De weerprofeten van Nederland verdringen zich bij wijze van spreken aan de grens, om dat front van bittere kou hartstochtelijk te verwelkomen. De grafieken met luchtstromen en de staafdiagrammen die bij voorkeur de wereld onder nul graden vertolken, vliegen je om de oren. Geen mens weet wie de waarheid over het weer spreekt, maar doet dat ertoe? Zodra de vorst zich meldt, raakt dit land in alle staten.

Het mooiste bewijs vormen de zes plaatsen die graag hemel en aarde zouden bewegen om – als de vorst tenminste even doorzet en de kans op natuurijs groeit – de eerste schaatsmarathon te mogen organiseren. Het is natuurlijk geen strijd op leven en dood, maar een wedloop wordt het wel, vooral tussen de gemeenten die al kunnen teren op een rijk palmares. Veenoord-Nieuw-Amsterdam had volgens de eigen naslagwerken reeds zestien keer de eer de mannen van de lange adem te verwelkomen. Punt. De zeventiende zit er nu sowieso niet in, en dat heeft een bijzondere reden. Daarover later meer. Noordlaren beweert dat zijn ijsbaan negen of tien keer de primeur huisvestte en Haaksbergen zit die twee dorpen op de hielen, zo wijzen de historische statistieken uit.

Hebben die cijfers dan veel te betekenen? Ja, misschien als het gaat om de ervaring van het organiseren, of de handigheid in het operationele en logistieke proces omdat men vaker met het marathonbijltje heeft gehakt. Maar neem gerust aan dat de andere drie gegadigden, gedreven door hun ambitie, net zo goed tot grootse daden in staat zullen zijn. Nieuwkomer Puttershoek, het geboortedorp van langebaancoryfee Keek Verkerk, Nieuw-Buinen en de Friese debutant Burgum hebben zich heus een paar keer achter de oren gekrabd bij het lezen van de voorwaarden waaraan moet worden voldaan. Om vervolgens te concluderen dat ze de klus absoluut kunnen klaren. Het liefst als de locatie die Willem Hut, competitieleider van de KNSB, aanwijst voor de eerste marathon, maar in geval van een vierdaagse is niemand vies om dan een van de overige spots in te vullen…

Nou ja, alle kandidaten? Veenoord-Nieuw-Amsterdam kan zich helemaal niet mengen in het gevecht, om de simpele reden dat er geen ijsbaan voorhanden is. Het sportpark waar de ijsclub wel weet hoe er moet worden omgegaan met winterse omstandigheden, verkeert in staat van renovatie. De baan die ook in gebruik was voor speedwaywedstrijden, is momenteel een soort bouwput. “We zeiden tegen elkaar, toen dit project eindelijk in gang werd gezet: ‘Zul je zien: staat de boel hier op z’n kop, heeft Koning Winter iets leuks in petto…’

Voorzitter Margriet Luneborg-Sieben probeert er het positieve van in te zien. “We wilden al zo lang een nieuwe, verharde baan, en die komt er nu. Stilletjes hoopten we dat de werkzaamheden veel eerder zouden zijn gestart. Dat is door allerlei oorzaken niet gebeurd. Natuurlijk hadden we graag voor de zeventiende keer de eerste marathon in huis gehaald, maar dat gaat aan onze neus voorbij. Met pijn in het hart, ja. Toch wilden we ons niet terugtrekken als organisator, ook omdat we ingeschreven staan als plaats voor een eventueel Nederlands kampioenschap.” Dan doet ze nog een suggestie die wel verraadt hoe vervelend ze in Veenoord de situatie vinden. Zou er niet ergens een ijsbaan kunnen worden geleend, zodat we toch kunnen organiseren?”

Aangeleverde gegevens:
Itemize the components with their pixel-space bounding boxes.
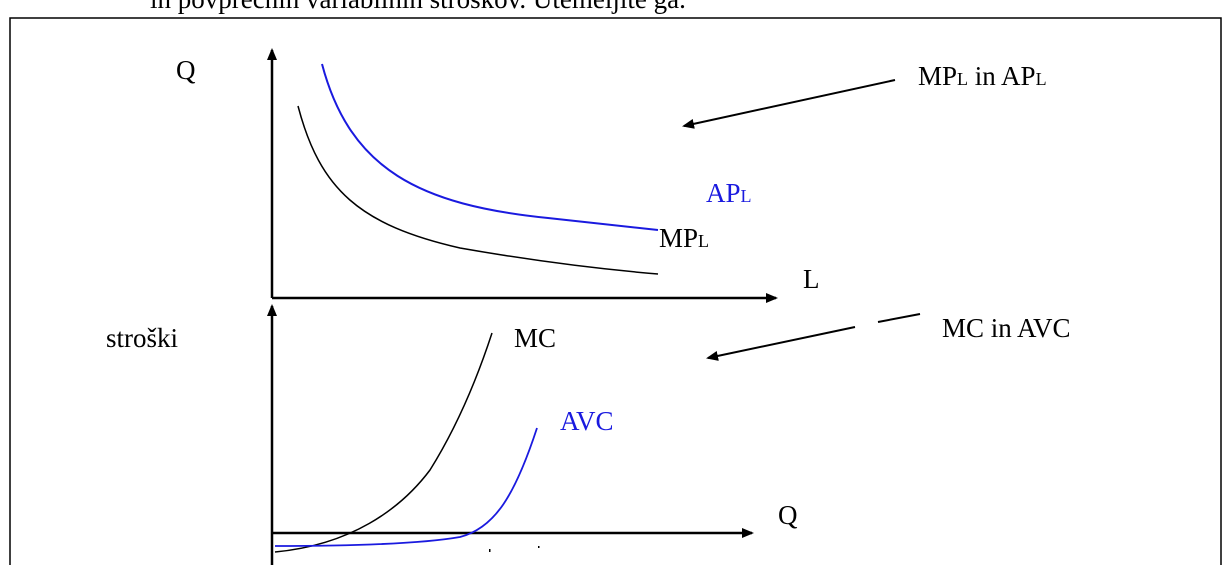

Op te lossen:
Hoe vaak had Veenoord-Nieuw-Amsterdam volgens het fragment al de eerste schaatsmarathon georganiseerd? De regels vormen afzonderlijk materiaal, los van het fragment.

Uitwerking:
Volgens de eigen naslagwerken al zestien keer.